The task: Whenever a line below holds the word "CHAINS", copy that line.

Given records:
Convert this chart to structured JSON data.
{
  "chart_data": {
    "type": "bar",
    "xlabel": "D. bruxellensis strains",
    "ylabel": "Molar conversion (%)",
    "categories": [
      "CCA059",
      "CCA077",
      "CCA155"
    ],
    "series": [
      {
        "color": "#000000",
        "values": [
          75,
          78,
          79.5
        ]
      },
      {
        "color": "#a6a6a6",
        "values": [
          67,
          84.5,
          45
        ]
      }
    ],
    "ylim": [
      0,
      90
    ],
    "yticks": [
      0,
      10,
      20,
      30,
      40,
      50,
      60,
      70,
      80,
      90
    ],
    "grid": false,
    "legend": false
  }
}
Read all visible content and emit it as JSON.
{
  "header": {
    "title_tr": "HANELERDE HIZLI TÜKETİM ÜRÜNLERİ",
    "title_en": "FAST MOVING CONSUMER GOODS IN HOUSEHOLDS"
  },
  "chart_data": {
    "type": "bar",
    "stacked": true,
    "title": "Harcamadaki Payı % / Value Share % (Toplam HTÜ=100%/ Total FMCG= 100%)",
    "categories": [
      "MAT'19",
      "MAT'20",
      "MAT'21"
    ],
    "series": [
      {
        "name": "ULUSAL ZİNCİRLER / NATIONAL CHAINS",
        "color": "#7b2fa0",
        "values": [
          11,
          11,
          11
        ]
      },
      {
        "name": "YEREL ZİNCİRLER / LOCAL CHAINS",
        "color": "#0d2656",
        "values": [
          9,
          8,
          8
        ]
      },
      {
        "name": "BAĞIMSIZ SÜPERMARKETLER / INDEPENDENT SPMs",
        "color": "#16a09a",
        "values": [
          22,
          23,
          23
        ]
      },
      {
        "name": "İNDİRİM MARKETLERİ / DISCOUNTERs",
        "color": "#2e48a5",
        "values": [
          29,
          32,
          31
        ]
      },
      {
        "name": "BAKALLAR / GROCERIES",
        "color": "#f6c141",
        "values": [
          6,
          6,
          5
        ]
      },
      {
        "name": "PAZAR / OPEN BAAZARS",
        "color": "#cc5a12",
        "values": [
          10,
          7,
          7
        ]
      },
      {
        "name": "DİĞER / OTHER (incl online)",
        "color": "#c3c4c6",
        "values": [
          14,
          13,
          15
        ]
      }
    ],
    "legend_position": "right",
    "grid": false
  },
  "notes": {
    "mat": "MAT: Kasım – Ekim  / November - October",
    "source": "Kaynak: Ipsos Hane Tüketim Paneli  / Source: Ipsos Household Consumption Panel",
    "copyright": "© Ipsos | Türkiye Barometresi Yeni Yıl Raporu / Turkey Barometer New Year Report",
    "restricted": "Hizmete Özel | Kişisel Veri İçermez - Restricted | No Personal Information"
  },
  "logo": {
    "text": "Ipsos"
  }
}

Exercise output:
        "name": "ULUSAL ZİNCİRLER / NATIONAL CHAINS",
        "name": "YEREL ZİNCİRLER / LOCAL CHAINS",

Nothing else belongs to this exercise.